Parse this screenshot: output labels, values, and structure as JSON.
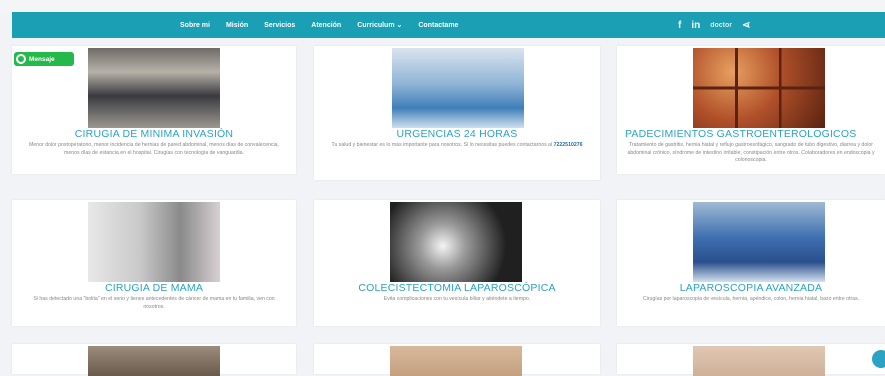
{
  "nav": {
    "items": [
      "Sobre mi",
      "Misión",
      "Servicios",
      "Atención",
      "Curriculum ⌄",
      "Contactame"
    ],
    "social": {
      "facebook": "f",
      "linkedin": "in",
      "doctoralia": "doctor",
      "share": "⋖"
    }
  },
  "whatsapp": {
    "label": "Mensaje",
    "color": "#25b84a"
  },
  "cards": [
    {
      "title": "CIRUGIA DE MINIMA INVASIÓN",
      "desc": "Menor dolor postoperatorio, menor incidencia de hernias de pared abdominal, menos días de convalecencia, menos días de estancia en el hospital. Cirugías con tecnología de vanguardia.",
      "image_icon": "laparoscopy-tower"
    },
    {
      "title": "URGENCIAS 24 HORAS",
      "desc": "Tu salud y bienestar es lo más importante para nosotros. Si lo necesitas puedes contactarnos al",
      "phone": "7222510276",
      "image_icon": "emergency-team"
    },
    {
      "title": "PADECIMIENTOS GASTROENTEROLOGICOS",
      "desc": "Tratamiento de gastritis, hernia hiatal y reflujo gastroesofágico, sangrado de tubo digestivo, diarrea y dolor abdominal crónico, síndrome de intestino irritable, constipación entre otros. Colaboradores en endoscopia y colonoscopia.",
      "image_icon": "endoscopy-grid"
    },
    {
      "title": "CIRUGIA DE MAMA",
      "desc": "Si has detectado una \"bolita\" en el seno y tienes antecedentes de cáncer de mama en tu familia, ven con nosotros.",
      "image_icon": "pink-ribbon"
    },
    {
      "title": "COLECISTECTOMIA LAPAROSCÓPICA",
      "desc": "Evita complicaciones con tu vesícula biliar y atiéndete a tiempo.",
      "image_icon": "cholangiogram"
    },
    {
      "title": "LAPAROSCOPIA AVANZADA",
      "desc": "Cirugías por laparoscopia de vesícula, hernia, apéndice, colon, hernia hiatal, bazo entre otras.",
      "image_icon": "surgery-team"
    }
  ],
  "colors": {
    "navbar": "#1a9fb4",
    "title": "#2aa3c4",
    "phone": "#1a6fa8"
  }
}
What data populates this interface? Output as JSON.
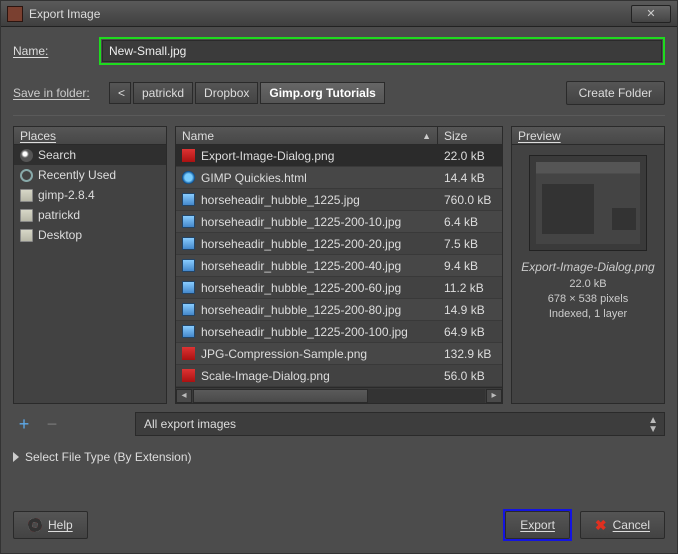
{
  "title": "Export Image",
  "name_label": "Name:",
  "name_value": "New-Small.jpg",
  "save_label": "Save in folder:",
  "breadcrumbs": [
    "patrickd",
    "Dropbox",
    "Gimp.org Tutorials"
  ],
  "create_folder": "Create Folder",
  "places_header": "Places",
  "places": [
    {
      "label": "Search",
      "icon": "search-icon"
    },
    {
      "label": "Recently Used",
      "icon": "recent-icon"
    },
    {
      "label": "gimp-2.8.4",
      "icon": "folder-icon"
    },
    {
      "label": "patrickd",
      "icon": "folder-icon"
    },
    {
      "label": "Desktop",
      "icon": "folder-icon"
    }
  ],
  "file_headers": {
    "name": "Name",
    "size": "Size"
  },
  "files": [
    {
      "name": "Export-Image-Dialog.png",
      "size": "22.0 kB",
      "icon": "ico-png",
      "sel": true
    },
    {
      "name": "GIMP Quickies.html",
      "size": "14.4 kB",
      "icon": "ico-html"
    },
    {
      "name": "horseheadir_hubble_1225.jpg",
      "size": "760.0 kB",
      "icon": "ico-img"
    },
    {
      "name": "horseheadir_hubble_1225-200-10.jpg",
      "size": "6.4 kB",
      "icon": "ico-img"
    },
    {
      "name": "horseheadir_hubble_1225-200-20.jpg",
      "size": "7.5 kB",
      "icon": "ico-img"
    },
    {
      "name": "horseheadir_hubble_1225-200-40.jpg",
      "size": "9.4 kB",
      "icon": "ico-img"
    },
    {
      "name": "horseheadir_hubble_1225-200-60.jpg",
      "size": "11.2 kB",
      "icon": "ico-img"
    },
    {
      "name": "horseheadir_hubble_1225-200-80.jpg",
      "size": "14.9 kB",
      "icon": "ico-img"
    },
    {
      "name": "horseheadir_hubble_1225-200-100.jpg",
      "size": "64.9 kB",
      "icon": "ico-img"
    },
    {
      "name": "JPG-Compression-Sample.png",
      "size": "132.9 kB",
      "icon": "ico-png"
    },
    {
      "name": "Scale-Image-Dialog.png",
      "size": "56.0 kB",
      "icon": "ico-png"
    }
  ],
  "preview": {
    "header": "Preview",
    "name": "Export-Image-Dialog.png",
    "size": "22.0 kB",
    "dims": "678 × 538 pixels",
    "mode": "Indexed, 1 layer"
  },
  "filter": "All export images",
  "filetype": "Select File Type (By Extension)",
  "help": "Help",
  "export": "Export",
  "cancel": "Cancel"
}
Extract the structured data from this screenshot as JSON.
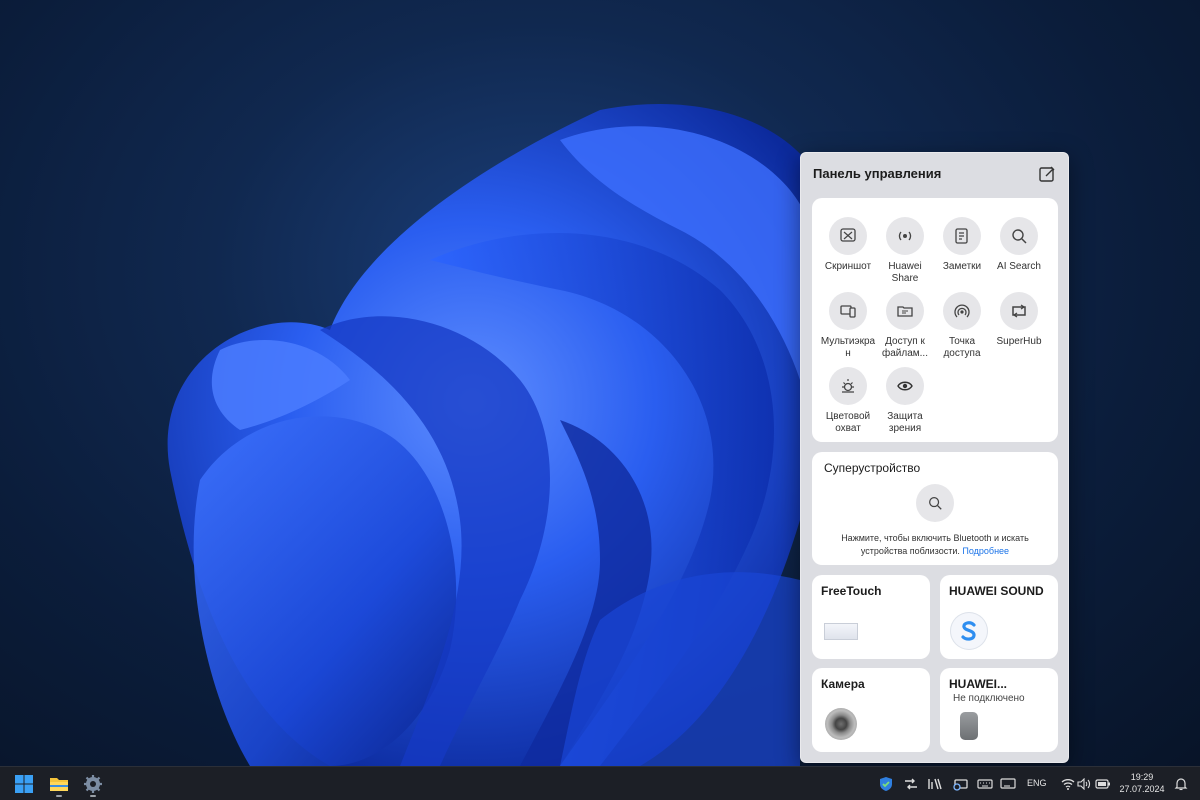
{
  "panel": {
    "title": "Панель управления",
    "edit_icon": "edit-icon"
  },
  "quick_tiles": [
    {
      "label": "Скриншот",
      "icon": "screenshot-icon"
    },
    {
      "label": "Huawei Share",
      "icon": "huawei-share-icon"
    },
    {
      "label": "Заметки",
      "icon": "notes-icon"
    },
    {
      "label": "AI Search",
      "icon": "search-icon"
    },
    {
      "label": "Мультиэкран",
      "icon": "multiscreen-icon"
    },
    {
      "label": "Доступ к файлам...",
      "icon": "file-access-icon"
    },
    {
      "label": "Точка доступа",
      "icon": "hotspot-icon"
    },
    {
      "label": "SuperHub",
      "icon": "superhub-icon"
    },
    {
      "label": "Цветовой охват",
      "icon": "color-gamut-icon"
    },
    {
      "label": "Защита зрения",
      "icon": "eye-icon"
    }
  ],
  "superdevice": {
    "title": "Суперустройство",
    "hint": "Нажмите, чтобы включить Bluetooth и искать устройства поблизости.",
    "link": "Подробнее"
  },
  "devices": {
    "freetouch": {
      "title": "FreeTouch"
    },
    "sound": {
      "title": "HUAWEI SOUND"
    },
    "camera": {
      "title": "Камера"
    },
    "huawei": {
      "title": "HUAWEI...",
      "status": "Не подключено"
    }
  },
  "taskbar": {
    "apps": [
      "windows-start-icon",
      "file-explorer-icon",
      "settings-icon"
    ],
    "lang": "ENG",
    "time": "19:29",
    "date": "27.07.2024"
  },
  "colors": {
    "accent_link": "#1a73e8",
    "panel_bg": "#dcdde2",
    "taskbar_bg": "#1c1f26",
    "wallpaper_blue": "#1f52e6"
  }
}
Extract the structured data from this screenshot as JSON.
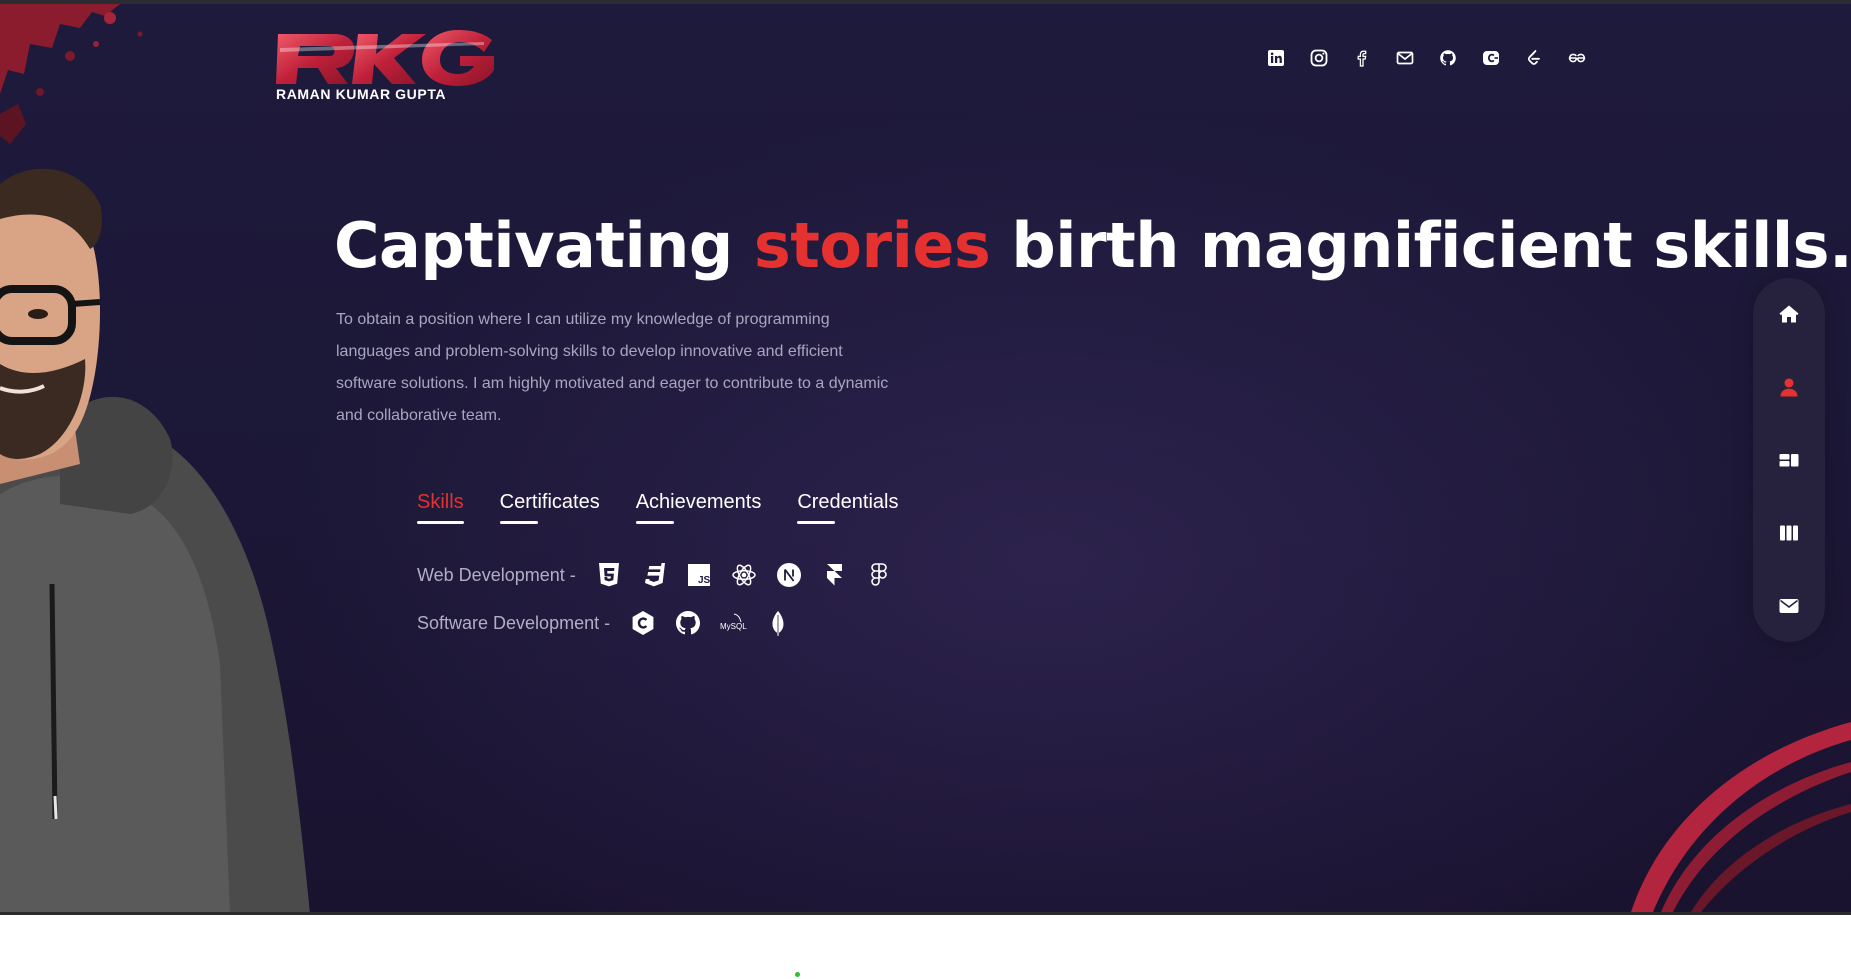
{
  "logo": {
    "mark": "RKG",
    "subtitle": "RAMAN KUMAR GUPTA"
  },
  "header": {
    "socials": [
      {
        "name": "linkedin-icon"
      },
      {
        "name": "instagram-icon"
      },
      {
        "name": "facebook-icon"
      },
      {
        "name": "mail-icon"
      },
      {
        "name": "github-icon"
      },
      {
        "name": "codechef-icon"
      },
      {
        "name": "leetcode-icon"
      },
      {
        "name": "geeksforgeeks-icon"
      }
    ]
  },
  "hero": {
    "headline_start": "Captivating ",
    "headline_accent": "stories",
    "headline_end": " birth magnificient skills.",
    "bio": "To obtain a position where I can utilize my knowledge of programming languages and problem-solving skills to develop innovative and efficient software solutions. I am highly motivated and eager to contribute to a dynamic and collaborative team."
  },
  "tabs": [
    {
      "label": "Skills",
      "active": true
    },
    {
      "label": "Certificates",
      "active": false
    },
    {
      "label": "Achievements",
      "active": false
    },
    {
      "label": "Credentials",
      "active": false
    }
  ],
  "skills": {
    "web_label": "Web Development  -",
    "web_icons": [
      "html5-icon",
      "css3-icon",
      "javascript-icon",
      "react-icon",
      "nextjs-icon",
      "framer-icon",
      "figma-icon"
    ],
    "software_label": "Software Development  -",
    "software_icons": [
      "c-language-icon",
      "github-icon",
      "mysql-icon",
      "mongodb-icon"
    ],
    "mysql_text": "MySQL"
  },
  "rail_nav": [
    {
      "name": "home-icon",
      "active": false
    },
    {
      "name": "about-user-icon",
      "active": true
    },
    {
      "name": "projects-icon",
      "active": false
    },
    {
      "name": "library-icon",
      "active": false
    },
    {
      "name": "contact-mail-icon",
      "active": false
    }
  ],
  "colors": {
    "accent": "#e5312f",
    "background": "#1e1a3c",
    "text": "#ffffff",
    "muted_text": "#a9a6be",
    "rail": "#26223e"
  }
}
__________
*Task description:* Scan the entries above. Copy each line that has the string "Development".

*Solution to the problem:*
    "web_label": "Web Development  -",
    "software_label": "Software Development  -",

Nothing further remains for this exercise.